··· Source data ···

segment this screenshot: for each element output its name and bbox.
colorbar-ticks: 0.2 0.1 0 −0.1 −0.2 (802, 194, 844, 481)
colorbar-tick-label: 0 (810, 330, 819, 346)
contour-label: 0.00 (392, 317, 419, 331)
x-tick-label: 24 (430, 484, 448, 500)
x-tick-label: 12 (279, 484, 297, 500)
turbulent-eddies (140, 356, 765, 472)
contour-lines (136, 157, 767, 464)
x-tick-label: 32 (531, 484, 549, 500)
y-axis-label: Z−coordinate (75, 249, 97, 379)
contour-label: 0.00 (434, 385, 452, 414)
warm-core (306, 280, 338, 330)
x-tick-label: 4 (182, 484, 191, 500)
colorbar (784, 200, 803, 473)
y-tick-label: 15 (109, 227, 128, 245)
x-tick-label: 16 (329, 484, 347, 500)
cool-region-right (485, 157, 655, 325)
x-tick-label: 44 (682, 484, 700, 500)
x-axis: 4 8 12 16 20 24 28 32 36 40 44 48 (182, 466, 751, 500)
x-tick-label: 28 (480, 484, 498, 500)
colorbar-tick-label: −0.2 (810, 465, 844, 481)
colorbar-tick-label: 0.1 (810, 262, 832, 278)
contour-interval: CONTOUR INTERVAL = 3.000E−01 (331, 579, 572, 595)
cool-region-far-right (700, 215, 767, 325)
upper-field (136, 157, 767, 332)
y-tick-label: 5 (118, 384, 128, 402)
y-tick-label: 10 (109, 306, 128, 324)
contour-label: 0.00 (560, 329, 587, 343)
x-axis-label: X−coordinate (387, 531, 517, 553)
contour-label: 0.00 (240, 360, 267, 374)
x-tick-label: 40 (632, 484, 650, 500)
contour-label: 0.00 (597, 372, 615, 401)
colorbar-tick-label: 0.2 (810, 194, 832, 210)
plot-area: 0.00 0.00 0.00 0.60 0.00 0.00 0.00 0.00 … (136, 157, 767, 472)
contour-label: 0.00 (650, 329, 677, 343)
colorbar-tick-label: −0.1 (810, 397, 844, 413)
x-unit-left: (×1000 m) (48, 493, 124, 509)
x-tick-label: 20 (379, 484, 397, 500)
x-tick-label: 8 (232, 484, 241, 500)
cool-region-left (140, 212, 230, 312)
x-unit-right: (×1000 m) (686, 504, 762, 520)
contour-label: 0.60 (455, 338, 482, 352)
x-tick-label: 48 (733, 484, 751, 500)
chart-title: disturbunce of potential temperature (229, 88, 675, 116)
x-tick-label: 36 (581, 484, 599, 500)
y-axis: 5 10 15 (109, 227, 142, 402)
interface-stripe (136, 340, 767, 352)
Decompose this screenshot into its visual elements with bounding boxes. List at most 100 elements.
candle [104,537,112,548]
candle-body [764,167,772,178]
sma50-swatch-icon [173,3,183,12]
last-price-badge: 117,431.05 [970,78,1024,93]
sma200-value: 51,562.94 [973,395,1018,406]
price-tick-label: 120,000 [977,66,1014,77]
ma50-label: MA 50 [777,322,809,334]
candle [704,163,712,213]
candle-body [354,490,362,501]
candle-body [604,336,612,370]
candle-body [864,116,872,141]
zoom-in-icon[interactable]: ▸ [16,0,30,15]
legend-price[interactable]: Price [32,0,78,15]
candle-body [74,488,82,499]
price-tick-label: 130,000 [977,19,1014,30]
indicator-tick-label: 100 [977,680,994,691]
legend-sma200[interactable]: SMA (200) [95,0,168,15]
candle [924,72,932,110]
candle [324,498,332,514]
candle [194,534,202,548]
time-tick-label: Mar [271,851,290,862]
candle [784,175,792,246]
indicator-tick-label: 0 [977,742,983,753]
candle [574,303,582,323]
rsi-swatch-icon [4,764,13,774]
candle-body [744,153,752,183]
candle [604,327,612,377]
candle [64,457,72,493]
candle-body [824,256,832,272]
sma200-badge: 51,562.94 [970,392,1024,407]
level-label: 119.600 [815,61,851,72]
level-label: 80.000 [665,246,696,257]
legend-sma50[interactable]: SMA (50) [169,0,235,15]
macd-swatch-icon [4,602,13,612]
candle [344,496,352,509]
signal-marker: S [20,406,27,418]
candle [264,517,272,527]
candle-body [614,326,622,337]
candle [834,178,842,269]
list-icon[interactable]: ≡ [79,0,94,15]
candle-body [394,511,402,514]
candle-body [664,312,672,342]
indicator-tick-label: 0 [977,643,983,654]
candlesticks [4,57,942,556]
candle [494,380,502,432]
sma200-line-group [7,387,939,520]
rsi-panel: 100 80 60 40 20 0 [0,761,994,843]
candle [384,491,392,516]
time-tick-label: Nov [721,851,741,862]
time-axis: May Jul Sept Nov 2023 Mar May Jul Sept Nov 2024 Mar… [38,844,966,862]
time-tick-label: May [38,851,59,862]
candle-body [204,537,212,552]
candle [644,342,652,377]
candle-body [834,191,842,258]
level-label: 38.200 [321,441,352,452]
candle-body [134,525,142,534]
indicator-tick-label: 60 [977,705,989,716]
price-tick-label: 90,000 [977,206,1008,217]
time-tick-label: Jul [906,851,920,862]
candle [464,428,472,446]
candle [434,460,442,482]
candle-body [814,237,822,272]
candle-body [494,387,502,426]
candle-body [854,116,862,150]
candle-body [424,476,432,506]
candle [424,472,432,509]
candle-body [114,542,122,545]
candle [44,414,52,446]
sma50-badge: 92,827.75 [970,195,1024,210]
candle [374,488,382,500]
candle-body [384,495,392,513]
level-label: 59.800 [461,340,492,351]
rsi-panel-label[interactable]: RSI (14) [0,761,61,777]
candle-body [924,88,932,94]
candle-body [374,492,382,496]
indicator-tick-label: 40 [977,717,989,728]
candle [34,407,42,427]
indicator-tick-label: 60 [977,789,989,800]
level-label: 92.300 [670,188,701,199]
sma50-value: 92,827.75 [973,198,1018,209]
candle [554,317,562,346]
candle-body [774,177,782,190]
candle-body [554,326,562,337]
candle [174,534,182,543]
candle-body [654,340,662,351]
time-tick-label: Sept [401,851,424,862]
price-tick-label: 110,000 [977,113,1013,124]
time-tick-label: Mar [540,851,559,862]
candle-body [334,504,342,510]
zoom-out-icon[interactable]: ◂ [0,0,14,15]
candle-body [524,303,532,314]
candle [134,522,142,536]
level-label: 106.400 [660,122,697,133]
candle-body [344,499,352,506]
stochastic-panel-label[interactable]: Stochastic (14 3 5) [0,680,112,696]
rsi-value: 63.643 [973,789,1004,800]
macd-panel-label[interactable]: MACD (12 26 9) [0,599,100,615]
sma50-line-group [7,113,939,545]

···

Written request :: Arrange every line of the items above as a numbered list, omitting any blank lines.

Answer to this problem ::
1. segment this screenshot: for each element output its name and bbox.
2. colorbar-ticks: 0.2 0.1 0 −0.1 −0.2 (802, 194, 844, 481)
3. colorbar-tick-label: 0 (810, 330, 819, 346)
4. contour-label: 0.00 (392, 317, 419, 331)
5. x-tick-label: 24 (430, 484, 448, 500)
6. x-tick-label: 12 (279, 484, 297, 500)
7. turbulent-eddies (140, 356, 765, 472)
8. contour-lines (136, 157, 767, 464)
9. x-tick-label: 32 (531, 484, 549, 500)
10. y-axis-label: Z−coordinate (75, 249, 97, 379)
11. contour-label: 0.00 (434, 385, 452, 414)
12. warm-core (306, 280, 338, 330)
13. x-tick-label: 4 (182, 484, 191, 500)
14. colorbar (784, 200, 803, 473)
15. y-tick-label: 15 (109, 227, 128, 245)
16. x-tick-label: 16 (329, 484, 347, 500)
17. cool-region-right (485, 157, 655, 325)
18. x-tick-label: 44 (682, 484, 700, 500)
19. x-axis: 4 8 12 16 20 24 28 32 36 40 44 48 (182, 466, 751, 500)
20. x-tick-label: 28 (480, 484, 498, 500)
21. colorbar-tick-label: −0.2 (810, 465, 844, 481)
22. colorbar-tick-label: 0.1 (810, 262, 832, 278)
23. contour-interval: CONTOUR INTERVAL = 3.000E−01 (331, 579, 572, 595)
24. cool-region-far-right (700, 215, 767, 325)
25. upper-field (136, 157, 767, 332)
26. y-tick-label: 5 (118, 384, 128, 402)
27. y-tick-label: 10 (109, 306, 128, 324)
28. contour-label: 0.00 (560, 329, 587, 343)
29. x-axis-label: X−coordinate (387, 531, 517, 553)
30. contour-label: 0.00 (240, 360, 267, 374)
31. x-tick-label: 40 (632, 484, 650, 500)
32. contour-label: 0.00 (597, 372, 615, 401)
33. colorbar-tick-label: 0.2 (810, 194, 832, 210)
34. plot-area: 0.00 0.00 0.00 0.60 0.00 0.00 0.00 0.00 … (136, 157, 767, 472)
35. contour-label: 0.00 (650, 329, 677, 343)
36. colorbar-tick-label: −0.1 (810, 397, 844, 413)
37. x-unit-left: (×1000 m) (48, 493, 124, 509)
38. x-tick-label: 20 (379, 484, 397, 500)
39. x-tick-label: 8 (232, 484, 241, 500)
40. cool-region-left (140, 212, 230, 312)
41. x-unit-right: (×1000 m) (686, 504, 762, 520)
42. contour-label: 0.60 (455, 338, 482, 352)
43. x-tick-label: 48 (733, 484, 751, 500)
44. chart-title: disturbunce of potential temperature (229, 88, 675, 116)
45. x-tick-label: 36 (581, 484, 599, 500)
46. y-axis: 5 10 15 (109, 227, 142, 402)
47. interface-stripe (136, 340, 767, 352)
48. Decompose this screenshot into its visual elements with bounding boxes. List at most 100 elements.
49. candle [104,537,112,548]
50. candle-body [764,167,772,178]
51. sma50-swatch-icon [173,3,183,12]
52. last-price-badge: 117,431.05 [970,78,1024,93]
53. sma200-value: 51,562.94 [973,395,1018,406]
54. price-tick-label: 120,000 [977,66,1014,77]
55. ma50-label: MA 50 [777,322,809,334]
56. candle [704,163,712,213]
57. candle-body [354,490,362,501]
58. candle-body [604,336,612,370]
59. candle-body [864,116,872,141]
60. zoom-in-icon[interactable]: ▸ [16,0,30,15]
61. legend-price[interactable]: Price [32,0,78,15]
62. candle-body [74,488,82,499]
63. price-tick-label: 130,000 [977,19,1014,30]
64. indicator-tick-label: 100 [977,680,994,691]
65. legend-sma200[interactable]: SMA (200) [95,0,168,15]
66. candle [924,72,932,110]
67. candle [324,498,332,514]
68. candle [194,534,202,548]
69. time-tick-label: Mar [271,851,290,862]
70. candle [784,175,792,246]
71. indicator-tick-label: 0 [977,742,983,753]
72. candle [574,303,582,323]
73. rsi-swatch-icon [4,764,13,774]
74. candle-body [744,153,752,183]
75. candle [604,327,612,377]
76. candle [64,457,72,493]
77. candle-body [824,256,832,272]
78. sma200-badge: 51,562.94 [970,392,1024,407]
79. level-label: 119.600 [815,61,851,72]
80. level-label: 80.000 [665,246,696,257]
81. legend-sma50[interactable]: SMA (50) [169,0,235,15]
82. macd-swatch-icon [4,602,13,612]
83. candle [344,496,352,509]
84. signal-marker: S [20,406,27,418]
85. candle [264,517,272,527]
86. candle-body [614,326,622,337]
87. candle [834,178,842,269]
88. list-icon[interactable]: ≡ [79,0,94,15]
89. candle-body [394,511,402,514]
90. candle-body [664,312,672,342]
91. indicator-tick-label: 0 [977,643,983,654]
92. candlesticks [4,57,942,556]
93. candle [494,380,502,432]
94. sma200-line-group [7,387,939,520]
95. rsi-panel: 100 80 60 40 20 0 [0,761,994,843]
96. candle [384,491,392,516]
97. time-tick-label: Nov [721,851,741,862]
98. time-axis: May Jul Sept Nov 2023 Mar May Jul Sept Nov 2024 Mar… [38,844,966,862]
99. time-tick-label: May [38,851,59,862]
100. candle-body [204,537,212,552]
101. candle [644,342,652,377]
102. candle-body [834,191,842,258]
103. level-label: 38.200 [321,441,352,452]
104. candle-body [134,525,142,534]
105. indicator-tick-label: 60 [977,705,989,716]
106. price-tick-label: 90,000 [977,206,1008,217]
107. time-tick-label: Jul [906,851,920,862]
108. candle [464,428,472,446]
109. candle [434,460,442,482]
110. candle-body [814,237,822,272]
111. candle-body [494,387,502,426]
112. candle-body [854,116,862,150]
113. candle-body [424,476,432,506]
114. candle [424,472,432,509]
115. candle-body [114,542,122,545]
116. candle [44,414,52,446]
117. sma50-badge: 92,827.75 [970,195,1024,210]
118. candle [374,488,382,500]
119. candle-body [384,495,392,513]
120. level-label: 59.800 [461,340,492,351]
121. rsi-panel-label[interactable]: RSI (14) [0,761,61,777]
122. candle-body [924,88,932,94]
123. candle-body [374,492,382,496]
124. indicator-tick-label: 40 [977,717,989,728]
125. candle [34,407,42,427]
126. indicator-tick-label: 60 [977,789,989,800]
127. level-label: 92.300 [670,188,701,199]
128. sma50-value: 92,827.75 [973,198,1018,209]
129. candle [554,317,562,346]
130. candle-body [774,177,782,190]
131. candle-body [554,326,562,337]
132. candle [174,534,182,543]
133. candle-body [654,340,662,351]
134. time-tick-label: Sept [401,851,424,862]
135. price-tick-label: 110,000 [977,113,1013,124]
136. time-tick-label: Mar [540,851,559,862]
137. candle-body [334,504,342,510]
138. zoom-out-icon[interactable]: ◂ [0,0,14,15]
139. candle-body [524,303,532,314]
140. candle [134,522,142,536]
141. level-label: 106.400 [660,122,697,133]
142. candle-body [344,499,352,506]
143. stochastic-panel-label[interactable]: Stochastic (14 3 5) [0,680,112,696]
144. rsi-value: 63.643 [973,789,1004,800]
145. macd-panel-label[interactable]: MACD (12 26 9) [0,599,100,615]
146. sma50-line-group [7,113,939,545]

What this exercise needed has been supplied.